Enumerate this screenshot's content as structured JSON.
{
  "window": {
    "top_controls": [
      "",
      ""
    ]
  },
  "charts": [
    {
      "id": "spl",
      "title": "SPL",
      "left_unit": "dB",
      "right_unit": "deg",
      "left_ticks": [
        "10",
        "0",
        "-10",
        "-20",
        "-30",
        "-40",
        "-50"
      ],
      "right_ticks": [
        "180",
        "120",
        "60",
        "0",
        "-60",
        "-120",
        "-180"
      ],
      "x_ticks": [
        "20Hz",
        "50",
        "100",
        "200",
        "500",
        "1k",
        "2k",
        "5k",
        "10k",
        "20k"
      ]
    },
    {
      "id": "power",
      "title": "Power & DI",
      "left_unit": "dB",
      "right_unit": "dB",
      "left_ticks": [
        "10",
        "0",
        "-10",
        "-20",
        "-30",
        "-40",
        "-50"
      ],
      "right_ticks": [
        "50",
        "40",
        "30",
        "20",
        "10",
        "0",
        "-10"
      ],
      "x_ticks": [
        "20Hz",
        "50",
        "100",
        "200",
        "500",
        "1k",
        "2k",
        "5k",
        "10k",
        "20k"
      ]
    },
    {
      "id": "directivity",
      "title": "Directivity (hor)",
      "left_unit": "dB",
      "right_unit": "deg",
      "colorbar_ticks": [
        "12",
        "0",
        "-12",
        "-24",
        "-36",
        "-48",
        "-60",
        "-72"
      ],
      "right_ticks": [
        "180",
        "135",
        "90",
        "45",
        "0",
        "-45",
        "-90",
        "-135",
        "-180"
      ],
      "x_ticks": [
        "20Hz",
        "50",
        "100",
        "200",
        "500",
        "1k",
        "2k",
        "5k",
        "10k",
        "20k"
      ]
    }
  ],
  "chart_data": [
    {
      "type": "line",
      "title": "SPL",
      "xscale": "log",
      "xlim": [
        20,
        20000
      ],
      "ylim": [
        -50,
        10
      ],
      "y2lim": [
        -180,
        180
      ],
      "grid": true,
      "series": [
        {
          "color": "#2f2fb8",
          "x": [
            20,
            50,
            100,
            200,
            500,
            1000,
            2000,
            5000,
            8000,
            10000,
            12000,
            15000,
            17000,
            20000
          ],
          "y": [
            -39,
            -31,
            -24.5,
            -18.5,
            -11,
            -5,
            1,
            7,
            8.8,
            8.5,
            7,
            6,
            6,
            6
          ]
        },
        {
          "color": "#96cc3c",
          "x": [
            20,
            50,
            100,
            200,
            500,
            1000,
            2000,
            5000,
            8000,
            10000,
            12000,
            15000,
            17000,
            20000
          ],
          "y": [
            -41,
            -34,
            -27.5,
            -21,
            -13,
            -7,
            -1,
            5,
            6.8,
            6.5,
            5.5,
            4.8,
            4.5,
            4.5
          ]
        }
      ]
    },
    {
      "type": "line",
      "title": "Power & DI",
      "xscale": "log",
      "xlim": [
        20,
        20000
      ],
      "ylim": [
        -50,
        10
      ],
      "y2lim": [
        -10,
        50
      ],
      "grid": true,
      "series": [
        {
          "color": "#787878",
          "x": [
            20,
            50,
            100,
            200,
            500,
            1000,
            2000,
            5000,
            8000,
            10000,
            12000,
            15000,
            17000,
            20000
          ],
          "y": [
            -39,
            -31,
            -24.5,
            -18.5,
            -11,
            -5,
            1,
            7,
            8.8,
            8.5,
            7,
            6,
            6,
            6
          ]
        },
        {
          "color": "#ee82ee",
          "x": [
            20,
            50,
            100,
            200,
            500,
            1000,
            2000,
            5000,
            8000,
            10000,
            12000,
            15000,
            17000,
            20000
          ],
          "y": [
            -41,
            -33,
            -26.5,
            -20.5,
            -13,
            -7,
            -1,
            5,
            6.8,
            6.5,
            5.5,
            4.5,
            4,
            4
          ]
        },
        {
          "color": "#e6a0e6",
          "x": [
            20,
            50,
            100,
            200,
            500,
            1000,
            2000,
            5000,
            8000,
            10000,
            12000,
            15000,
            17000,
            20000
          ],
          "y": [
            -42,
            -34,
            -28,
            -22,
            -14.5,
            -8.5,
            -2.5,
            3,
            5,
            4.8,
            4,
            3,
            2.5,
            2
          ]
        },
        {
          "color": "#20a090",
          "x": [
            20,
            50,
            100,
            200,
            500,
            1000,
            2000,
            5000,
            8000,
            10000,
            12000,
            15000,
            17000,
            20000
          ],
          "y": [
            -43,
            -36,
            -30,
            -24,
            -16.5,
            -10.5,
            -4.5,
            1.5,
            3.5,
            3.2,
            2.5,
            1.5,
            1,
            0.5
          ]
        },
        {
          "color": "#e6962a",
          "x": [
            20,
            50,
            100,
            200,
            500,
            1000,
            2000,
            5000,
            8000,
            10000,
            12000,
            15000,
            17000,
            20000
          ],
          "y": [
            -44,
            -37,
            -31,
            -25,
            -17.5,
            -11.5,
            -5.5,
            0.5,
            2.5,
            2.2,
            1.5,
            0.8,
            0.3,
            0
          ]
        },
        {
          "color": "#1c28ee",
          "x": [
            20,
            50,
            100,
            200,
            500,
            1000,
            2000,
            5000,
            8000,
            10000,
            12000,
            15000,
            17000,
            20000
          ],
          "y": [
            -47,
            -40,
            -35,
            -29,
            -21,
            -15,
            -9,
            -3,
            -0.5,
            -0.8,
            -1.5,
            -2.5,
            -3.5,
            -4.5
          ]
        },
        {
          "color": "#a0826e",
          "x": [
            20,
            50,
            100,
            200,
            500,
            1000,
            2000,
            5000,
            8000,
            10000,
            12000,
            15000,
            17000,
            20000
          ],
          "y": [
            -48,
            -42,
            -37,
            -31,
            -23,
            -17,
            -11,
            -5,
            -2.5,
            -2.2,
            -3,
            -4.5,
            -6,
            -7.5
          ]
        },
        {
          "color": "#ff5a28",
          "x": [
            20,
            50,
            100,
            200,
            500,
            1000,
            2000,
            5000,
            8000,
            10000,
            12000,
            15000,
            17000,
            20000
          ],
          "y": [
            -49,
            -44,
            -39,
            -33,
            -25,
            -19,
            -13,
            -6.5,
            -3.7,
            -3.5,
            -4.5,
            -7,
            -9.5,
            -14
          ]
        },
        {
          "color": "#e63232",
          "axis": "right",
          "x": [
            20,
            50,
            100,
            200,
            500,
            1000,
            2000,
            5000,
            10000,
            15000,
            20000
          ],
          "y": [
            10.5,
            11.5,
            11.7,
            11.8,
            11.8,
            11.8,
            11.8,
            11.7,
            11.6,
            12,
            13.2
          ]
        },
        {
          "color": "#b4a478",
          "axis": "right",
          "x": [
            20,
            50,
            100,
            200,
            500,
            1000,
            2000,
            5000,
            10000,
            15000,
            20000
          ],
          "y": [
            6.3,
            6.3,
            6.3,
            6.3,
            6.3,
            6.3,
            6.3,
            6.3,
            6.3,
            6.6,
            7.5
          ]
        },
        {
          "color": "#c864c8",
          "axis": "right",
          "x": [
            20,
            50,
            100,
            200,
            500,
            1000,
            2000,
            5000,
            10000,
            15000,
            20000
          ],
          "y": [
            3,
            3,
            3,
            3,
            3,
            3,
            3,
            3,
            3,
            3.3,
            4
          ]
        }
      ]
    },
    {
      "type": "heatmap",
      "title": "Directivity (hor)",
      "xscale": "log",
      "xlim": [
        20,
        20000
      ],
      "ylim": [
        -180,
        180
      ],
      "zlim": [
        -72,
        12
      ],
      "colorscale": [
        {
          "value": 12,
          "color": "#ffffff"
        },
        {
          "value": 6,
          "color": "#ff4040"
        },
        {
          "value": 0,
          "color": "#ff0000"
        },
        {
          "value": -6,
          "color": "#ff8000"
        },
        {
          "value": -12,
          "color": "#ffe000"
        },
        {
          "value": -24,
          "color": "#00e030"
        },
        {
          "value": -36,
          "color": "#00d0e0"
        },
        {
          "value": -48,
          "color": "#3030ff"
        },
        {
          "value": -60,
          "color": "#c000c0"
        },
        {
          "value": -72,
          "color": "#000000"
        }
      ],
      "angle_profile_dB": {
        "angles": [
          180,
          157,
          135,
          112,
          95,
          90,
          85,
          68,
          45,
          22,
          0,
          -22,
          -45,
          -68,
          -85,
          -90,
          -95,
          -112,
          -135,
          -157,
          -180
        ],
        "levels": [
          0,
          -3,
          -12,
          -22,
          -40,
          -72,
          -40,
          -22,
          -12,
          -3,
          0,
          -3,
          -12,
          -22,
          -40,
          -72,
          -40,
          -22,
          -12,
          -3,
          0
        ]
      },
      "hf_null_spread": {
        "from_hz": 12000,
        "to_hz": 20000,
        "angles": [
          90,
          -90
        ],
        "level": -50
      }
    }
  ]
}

--------------------

### Required work:
Looking at the records above, work out how many lines include the string "value". Give the number and nothing else.

### The output:
10